#### What is expected:
In this exercise, print only the lines from the line with "OCR this image." to the last line of the data below, inclusive. Any pictures should be left out.

#### Entries supplied:

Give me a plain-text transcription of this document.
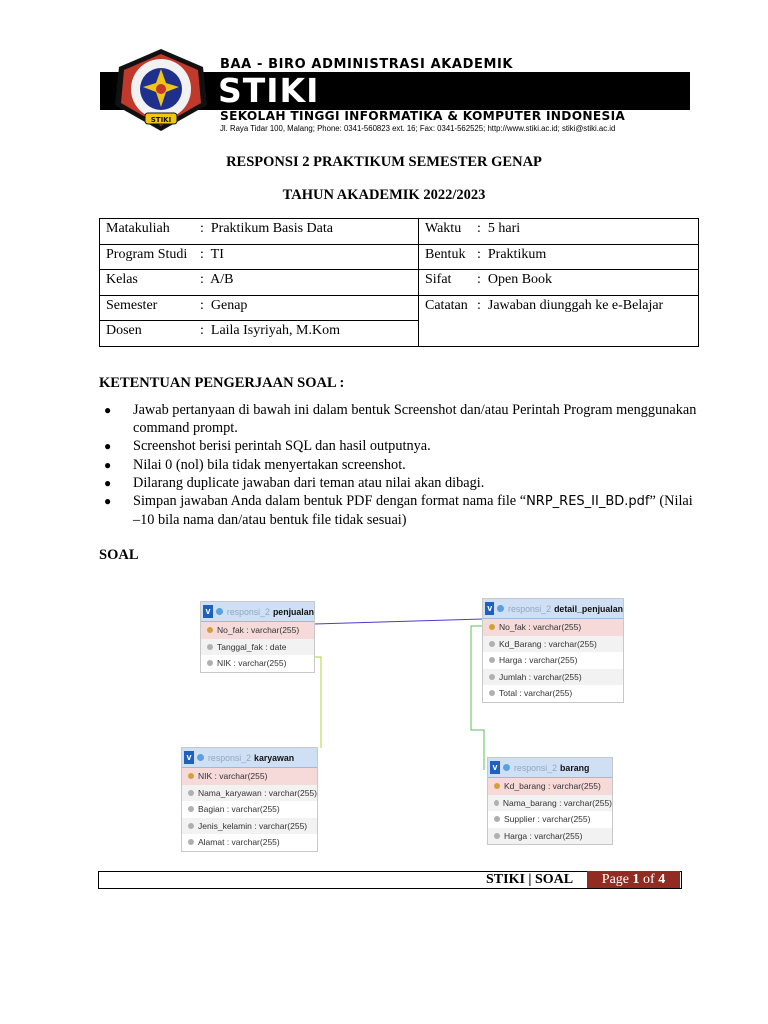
BAA - BIRO ADMINISTRASI AKADEMIK
STIKI
SEKOLAH TINGGI INFORMATIKA & KOMPUTER INDONESIA
Jl. Raya Tidar 100, Malang; Phone: 0341-560823 ext. 16; Fax: 0341-562525; http://www.stiki.ac.id; stiki@stiki.ac.id
STIKI
RESPONSI 2 PRAKTIKUM SEMESTER GENAP
TAHUN AKADEMIK 2022/2023
Matakuliah : Praktikum Basis Data	Waktu : 5 hari
Program Studi : TI	Bentuk : Praktikum
Kelas : A/B	Sifat : Open Book
Semester : Genap	Catatan : Jawaban diunggah ke e-Belajar
Dosen : Laila Isyriyah, M.Kom	
KETENTUAN PENGERJAAN SOAL :
● Jawab pertanyaan di bawah ini dalam bentuk Screenshot dan/atau Perintah Program menggunakan command prompt.
● Screenshot berisi perintah SQL dan hasil outputnya.
● Nilai 0 (nol) bila tidak menyertakan screenshot.
● Dilarang duplicate jawaban dari teman atau nilai akan dibagi.
● Simpan jawaban Anda dalam bentuk PDF dengan format nama file “NRP_RES_II_BD.pdf” (Nilai –10 bila nama dan/atau bentuk file tidak sesuai)
SOAL
v responsi_2 penjualan
No_fak : varchar(255)
Tanggal_fak : date
NIK : varchar(255)
v responsi_2 detail_penjualan
No_fak : varchar(255)
Kd_Barang : varchar(255)
Harga : varchar(255)
Jumlah : varchar(255)
Total : varchar(255)
v responsi_2 karyawan
NIK : varchar(255)
Nama_karyawan : varchar(255)
Bagian : varchar(255)
Jenis_kelamin : varchar(255)
Alamat : varchar(255)
v responsi_2 barang
Kd_barang : varchar(255)
Nama_barang : varchar(255)
Supplier : varchar(255)
Harga : varchar(255)
STIKI | SOAL	Page 1 of 4
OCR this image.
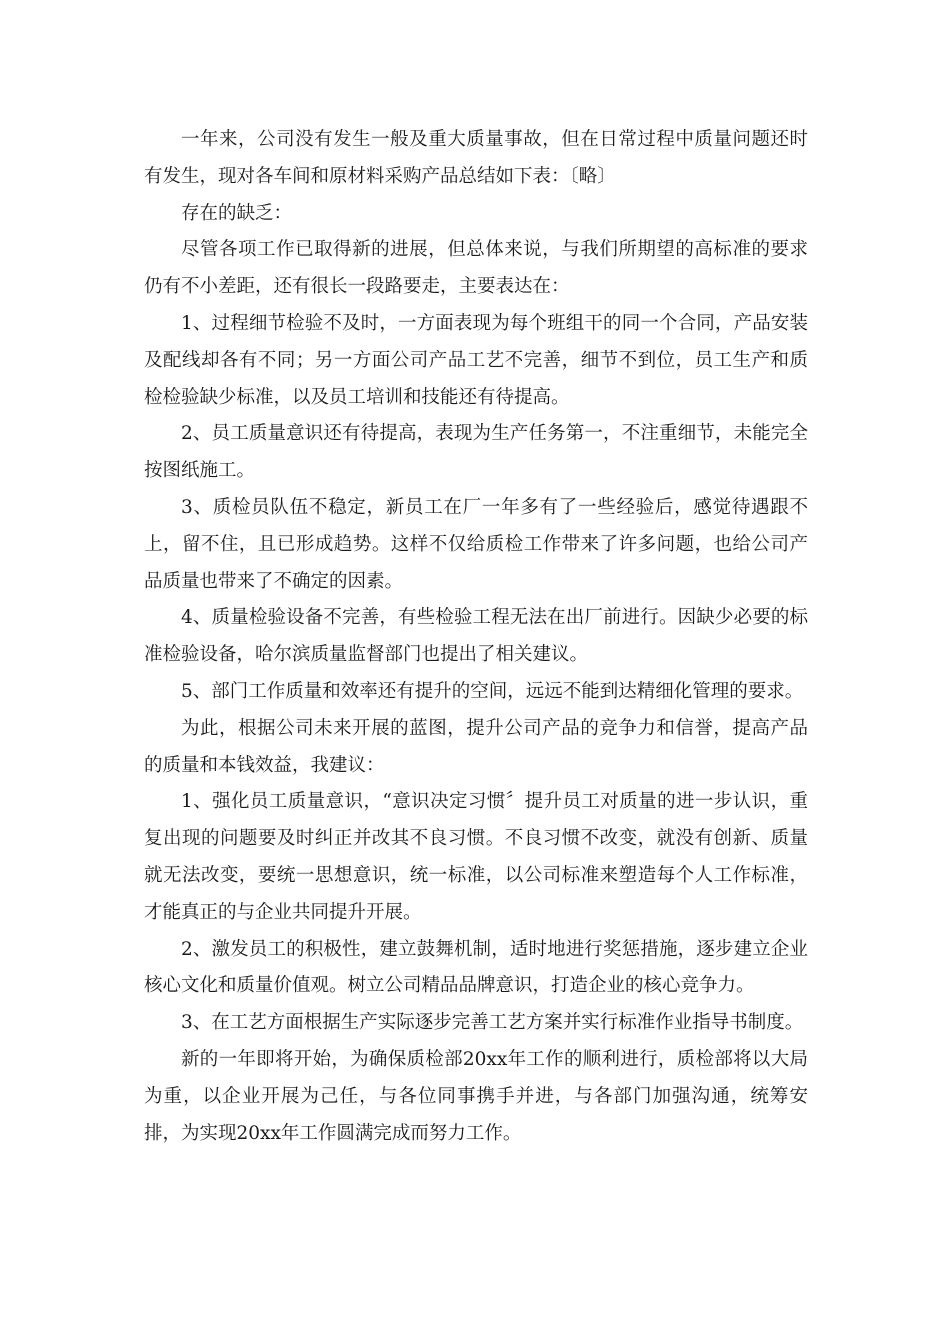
一年来，公司没有发生一般及重大质量事故，但在日常过程中质量问题还时有发生，现对各车间和原材料采购产品总结如下表：〔略〕

存在的缺乏：

尽管各项工作已取得新的进展，但总体来说，与我们所期望的高标准的要求仍有不小差距，还有很长一段路要走，主要表达在：

1、过程细节检验不及时，一方面表现为每个班组干的同一个合同，产品安装及配线却各有不同；另一方面公司产品工艺不完善，细节不到位，员工生产和质检检验缺少标准，以及员工培训和技能还有待提高。

2、员工质量意识还有待提高，表现为生产任务第一，不注重细节，未能完全按图纸施工。

3、质检员队伍不稳定，新员工在厂一年多有了一些经验后，感觉待遇跟不上，留不住，且已形成趋势。这样不仅给质检工作带来了许多问题，也给公司产品质量也带来了不确定的因素。

4、质量检验设备不完善，有些检验工程无法在出厂前进行。因缺少必要的标准检验设备，哈尔滨质量监督部门也提出了相关建议。

5、部门工作质量和效率还有提升的空间，远远不能到达精细化管理的要求。

为此，根据公司未来开展的蓝图，提升公司产品的竞争力和信誉，提高产品的质量和本钱效益，我建议：

1、强化员工质量意识，“意识决定习惯〞提升员工对质量的进一步认识，重复出现的问题要及时纠正并改其不良习惯。不良习惯不改变，就没有创新、质量就无法改变，要统一思想意识，统一标准，以公司标准来塑造每个人工作标准，才能真正的与企业共同提升开展。

2、激发员工的积极性，建立鼓舞机制，适时地进行奖惩措施，逐步建立企业核心文化和质量价值观。树立公司精品品牌意识，打造企业的核心竞争力。

3、在工艺方面根据生产实际逐步完善工艺方案并实行标准作业指导书制度。

新的一年即将开始，为确保质检部20xx年工作的顺利进行，质检部将以大局为重，以企业开展为己任，与各位同事携手并进，与各部门加强沟通，统筹安排，为实现20xx年工作圆满完成而努力工作。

#### Output of the exercise:
OCR this image.
一年来，公司没有发生一般及重大质量事故，但在日常过程中质量问题还时有发生，现对各车间和原材料采购产品总结如下表：〔略〕

存在的缺乏：

尽管各项工作已取得新的进展，但总体来说，与我们所期望的高标准的要求仍有不小差距，还有很长一段路要走，主要表达在：

1、过程细节检验不及时，一方面表现为每个班组干的同一个合同，产品安装及配线却各有不同；另一方面公司产品工艺不完善，细节不到位，员工生产和质检检验缺少标准，以及员工培训和技能还有待提高。

2、员工质量意识还有待提高，表现为生产任务第一，不注重细节，未能完全按图纸施工。

3、质检员队伍不稳定，新员工在厂一年多有了一些经验后，感觉待遇跟不上，留不住，且已形成趋势。这样不仅给质检工作带来了许多问题，也给公司产品质量也带来了不确定的因素。

4、质量检验设备不完善，有些检验工程无法在出厂前进行。因缺少必要的标准检验设备，哈尔滨质量监督部门也提出了相关建议。

5、部门工作质量和效率还有提升的空间，远远不能到达精细化管理的要求。

为此，根据公司未来开展的蓝图，提升公司产品的竞争力和信誉，提高产品的质量和本钱效益，我建议：

1、强化员工质量意识，“意识决定习惯〞提升员工对质量的进一步认识，重复出现的问题要及时纠正并改其不良习惯。不良习惯不改变，就没有创新、质量就无法改变，要统一思想意识，统一标准，以公司标准来塑造每个人工作标准，才能真正的与企业共同提升开展。

2、激发员工的积极性，建立鼓舞机制，适时地进行奖惩措施，逐步建立企业核心文化和质量价值观。树立公司精品品牌意识，打造企业的核心竞争力。

3、在工艺方面根据生产实际逐步完善工艺方案并实行标准作业指导书制度。

新的一年即将开始，为确保质检部20xx年工作的顺利进行，质检部将以大局为重，以企业开展为己任，与各位同事携手并进，与各部门加强沟通，统筹安排，为实现20xx年工作圆满完成而努力工作。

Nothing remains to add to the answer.